Written problem: Copy the listing below line for line, changing nothing.

(Page element annotations)
--
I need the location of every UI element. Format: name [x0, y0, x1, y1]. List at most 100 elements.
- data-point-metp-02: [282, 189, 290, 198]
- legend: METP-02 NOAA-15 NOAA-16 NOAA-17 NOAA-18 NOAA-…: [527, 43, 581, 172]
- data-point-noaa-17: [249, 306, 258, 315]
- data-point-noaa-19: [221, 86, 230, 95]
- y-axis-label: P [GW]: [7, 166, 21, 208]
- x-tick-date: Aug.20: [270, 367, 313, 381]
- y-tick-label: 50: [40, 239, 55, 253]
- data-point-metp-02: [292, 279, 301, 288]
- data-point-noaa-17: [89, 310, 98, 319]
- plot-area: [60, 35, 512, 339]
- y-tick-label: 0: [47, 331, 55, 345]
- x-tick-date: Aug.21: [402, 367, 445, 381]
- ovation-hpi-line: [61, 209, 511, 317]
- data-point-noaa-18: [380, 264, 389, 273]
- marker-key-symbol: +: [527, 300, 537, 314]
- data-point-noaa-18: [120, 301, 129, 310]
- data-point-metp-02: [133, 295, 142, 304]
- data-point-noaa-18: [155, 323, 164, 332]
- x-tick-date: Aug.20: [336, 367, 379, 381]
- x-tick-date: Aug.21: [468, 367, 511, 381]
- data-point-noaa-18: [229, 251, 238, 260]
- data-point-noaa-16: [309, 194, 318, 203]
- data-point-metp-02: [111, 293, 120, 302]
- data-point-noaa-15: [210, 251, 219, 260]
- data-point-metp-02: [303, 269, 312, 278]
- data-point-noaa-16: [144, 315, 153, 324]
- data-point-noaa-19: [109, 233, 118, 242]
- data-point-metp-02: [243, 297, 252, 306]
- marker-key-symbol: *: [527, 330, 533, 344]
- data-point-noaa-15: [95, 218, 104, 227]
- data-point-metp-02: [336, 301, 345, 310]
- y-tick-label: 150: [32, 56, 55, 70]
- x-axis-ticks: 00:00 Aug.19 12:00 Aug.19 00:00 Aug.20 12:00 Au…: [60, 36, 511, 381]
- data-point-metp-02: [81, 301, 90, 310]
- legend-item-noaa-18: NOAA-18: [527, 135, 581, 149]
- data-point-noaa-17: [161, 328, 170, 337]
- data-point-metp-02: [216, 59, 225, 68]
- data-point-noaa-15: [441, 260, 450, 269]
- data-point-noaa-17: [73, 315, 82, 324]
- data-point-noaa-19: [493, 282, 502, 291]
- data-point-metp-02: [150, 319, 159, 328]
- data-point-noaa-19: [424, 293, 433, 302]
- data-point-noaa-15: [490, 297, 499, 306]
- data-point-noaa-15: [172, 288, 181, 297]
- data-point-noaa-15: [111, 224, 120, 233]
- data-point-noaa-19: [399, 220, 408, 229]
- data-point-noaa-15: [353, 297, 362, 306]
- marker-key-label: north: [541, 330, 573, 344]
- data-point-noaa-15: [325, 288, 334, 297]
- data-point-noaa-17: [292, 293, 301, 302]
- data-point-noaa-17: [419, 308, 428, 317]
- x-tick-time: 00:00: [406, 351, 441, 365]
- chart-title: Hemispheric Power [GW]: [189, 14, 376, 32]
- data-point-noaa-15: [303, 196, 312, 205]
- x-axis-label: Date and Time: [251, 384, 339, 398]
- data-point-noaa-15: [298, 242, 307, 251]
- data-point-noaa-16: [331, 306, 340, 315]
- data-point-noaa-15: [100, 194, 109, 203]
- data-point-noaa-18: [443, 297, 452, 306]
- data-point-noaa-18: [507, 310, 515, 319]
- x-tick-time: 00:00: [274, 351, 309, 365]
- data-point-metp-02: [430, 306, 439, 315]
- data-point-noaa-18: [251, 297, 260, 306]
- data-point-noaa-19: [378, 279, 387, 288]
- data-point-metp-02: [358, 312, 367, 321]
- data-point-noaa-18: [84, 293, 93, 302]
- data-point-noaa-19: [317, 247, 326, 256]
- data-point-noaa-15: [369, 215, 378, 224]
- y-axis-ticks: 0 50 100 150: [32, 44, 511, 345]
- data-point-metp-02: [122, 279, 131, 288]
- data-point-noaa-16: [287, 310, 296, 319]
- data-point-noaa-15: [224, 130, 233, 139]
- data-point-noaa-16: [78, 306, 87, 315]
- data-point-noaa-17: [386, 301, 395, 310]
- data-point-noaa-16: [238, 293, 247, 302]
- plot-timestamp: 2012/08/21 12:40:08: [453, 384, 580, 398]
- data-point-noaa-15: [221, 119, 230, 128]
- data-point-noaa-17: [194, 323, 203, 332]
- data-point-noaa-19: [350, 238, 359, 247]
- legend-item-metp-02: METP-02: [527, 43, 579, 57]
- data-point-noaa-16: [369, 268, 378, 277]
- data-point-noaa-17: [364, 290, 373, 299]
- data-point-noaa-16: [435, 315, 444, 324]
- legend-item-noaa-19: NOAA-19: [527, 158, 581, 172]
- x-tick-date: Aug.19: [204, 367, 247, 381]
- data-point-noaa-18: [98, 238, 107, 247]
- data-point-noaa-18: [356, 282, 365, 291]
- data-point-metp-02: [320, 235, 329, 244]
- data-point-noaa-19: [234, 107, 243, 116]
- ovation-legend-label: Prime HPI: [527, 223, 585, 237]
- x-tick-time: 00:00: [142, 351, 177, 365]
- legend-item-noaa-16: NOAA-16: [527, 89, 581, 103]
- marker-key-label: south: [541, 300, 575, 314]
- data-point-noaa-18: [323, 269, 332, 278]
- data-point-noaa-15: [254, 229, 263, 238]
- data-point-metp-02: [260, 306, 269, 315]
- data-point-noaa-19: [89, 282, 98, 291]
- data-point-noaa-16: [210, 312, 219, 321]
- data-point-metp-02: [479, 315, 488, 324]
--
In response:
I need the location of every UI element. Format: name [x0, y0, x1, y1]. List at most 100 elements.
- data-point-metp-02: [282, 189, 290, 198]
- legend: METP-02 NOAA-15 NOAA-16 NOAA-17 NOAA-18 NOAA-…: [527, 43, 581, 172]
- data-point-noaa-17: [249, 306, 258, 315]
- data-point-noaa-19: [221, 86, 230, 95]
- y-axis-label: P [GW]: [7, 166, 21, 208]
- x-tick-date: Aug.20: [270, 367, 313, 381]
- y-tick-label: 50: [40, 239, 55, 253]
- data-point-metp-02: [292, 279, 301, 288]
- data-point-noaa-17: [89, 310, 98, 319]
- plot-area: [60, 35, 512, 339]
- y-tick-label: 0: [47, 331, 55, 345]
- x-tick-date: Aug.21: [402, 367, 445, 381]
- ovation-hpi-line: [61, 209, 511, 317]
- data-point-noaa-18: [380, 264, 389, 273]
- marker-key-symbol: +: [527, 300, 537, 314]
- data-point-noaa-18: [120, 301, 129, 310]
- data-point-metp-02: [133, 295, 142, 304]
- data-point-noaa-18: [155, 323, 164, 332]
- x-tick-date: Aug.20: [336, 367, 379, 381]
- x-tick-date: Aug.21: [468, 367, 511, 381]
- data-point-noaa-18: [229, 251, 238, 260]
- data-point-noaa-16: [309, 194, 318, 203]
- data-point-metp-02: [111, 293, 120, 302]
- data-point-noaa-15: [210, 251, 219, 260]
- data-point-metp-02: [303, 269, 312, 278]
- data-point-noaa-16: [144, 315, 153, 324]
- data-point-noaa-19: [109, 233, 118, 242]
- data-point-metp-02: [243, 297, 252, 306]
- marker-key-symbol: *: [527, 330, 533, 344]
- data-point-noaa-15: [95, 218, 104, 227]
- data-point-metp-02: [336, 301, 345, 310]
- y-tick-label: 150: [32, 56, 55, 70]
- x-axis-ticks: 00:00 Aug.19 12:00 Aug.19 00:00 Aug.20 12:00 Au…: [60, 36, 511, 381]
- data-point-metp-02: [81, 301, 90, 310]
- legend-item-noaa-18: NOAA-18: [527, 135, 581, 149]
- data-point-noaa-17: [161, 328, 170, 337]
- data-point-metp-02: [216, 59, 225, 68]
- data-point-noaa-15: [441, 260, 450, 269]
- data-point-noaa-17: [73, 315, 82, 324]
- data-point-noaa-19: [493, 282, 502, 291]
- data-point-metp-02: [150, 319, 159, 328]
- data-point-noaa-19: [424, 293, 433, 302]
- data-point-noaa-15: [490, 297, 499, 306]
- data-point-noaa-15: [172, 288, 181, 297]
- data-point-noaa-15: [111, 224, 120, 233]
- data-point-noaa-19: [399, 220, 408, 229]
- data-point-noaa-15: [353, 297, 362, 306]
- marker-key-label: north: [541, 330, 573, 344]
- data-point-noaa-15: [325, 288, 334, 297]
- data-point-noaa-17: [292, 293, 301, 302]
- data-point-noaa-17: [419, 308, 428, 317]
- x-tick-time: 00:00: [406, 351, 441, 365]
- chart-title: Hemispheric Power [GW]: [189, 14, 376, 32]
- data-point-noaa-15: [303, 196, 312, 205]
- x-axis-label: Date and Time: [251, 384, 339, 398]
- data-point-noaa-15: [298, 242, 307, 251]
- data-point-noaa-16: [331, 306, 340, 315]
- data-point-noaa-15: [100, 194, 109, 203]
- data-point-noaa-18: [443, 297, 452, 306]
- data-point-noaa-18: [507, 310, 515, 319]
- x-tick-time: 00:00: [274, 351, 309, 365]
- data-point-metp-02: [430, 306, 439, 315]
- data-point-noaa-18: [251, 297, 260, 306]
- data-point-noaa-19: [378, 279, 387, 288]
- data-point-metp-02: [358, 312, 367, 321]
- data-point-noaa-18: [84, 293, 93, 302]
- data-point-noaa-19: [317, 247, 326, 256]
- data-point-noaa-15: [369, 215, 378, 224]
- y-axis-ticks: 0 50 100 150: [32, 44, 511, 345]
- data-point-metp-02: [122, 279, 131, 288]
- data-point-noaa-16: [287, 310, 296, 319]
- data-point-noaa-15: [224, 130, 233, 139]
- data-point-noaa-16: [78, 306, 87, 315]
- data-point-noaa-17: [386, 301, 395, 310]
- data-point-noaa-16: [238, 293, 247, 302]
- plot-timestamp: 2012/08/21 12:40:08: [453, 384, 580, 398]
- data-point-noaa-15: [221, 119, 230, 128]
- data-point-noaa-17: [194, 323, 203, 332]
- data-point-noaa-19: [350, 238, 359, 247]
- legend-item-metp-02: METP-02: [527, 43, 579, 57]
- data-point-noaa-16: [369, 268, 378, 277]
- data-point-noaa-17: [364, 290, 373, 299]
- data-point-noaa-16: [435, 315, 444, 324]
- legend-item-noaa-19: NOAA-19: [527, 158, 581, 172]
- x-tick-date: Aug.19: [204, 367, 247, 381]
- data-point-noaa-18: [98, 238, 107, 247]
- data-point-noaa-18: [356, 282, 365, 291]
- data-point-metp-02: [320, 235, 329, 244]
- data-point-noaa-19: [234, 107, 243, 116]
- ovation-legend-label: Prime HPI: [527, 223, 585, 237]
- x-tick-time: 00:00: [142, 351, 177, 365]
- legend-item-noaa-16: NOAA-16: [527, 89, 581, 103]
- marker-key-label: south: [541, 300, 575, 314]
- data-point-noaa-18: [323, 269, 332, 278]
- data-point-noaa-15: [254, 229, 263, 238]
- data-point-metp-02: [260, 306, 269, 315]
- data-point-noaa-19: [89, 282, 98, 291]
- data-point-noaa-16: [210, 312, 219, 321]
- data-point-metp-02: [479, 315, 488, 324]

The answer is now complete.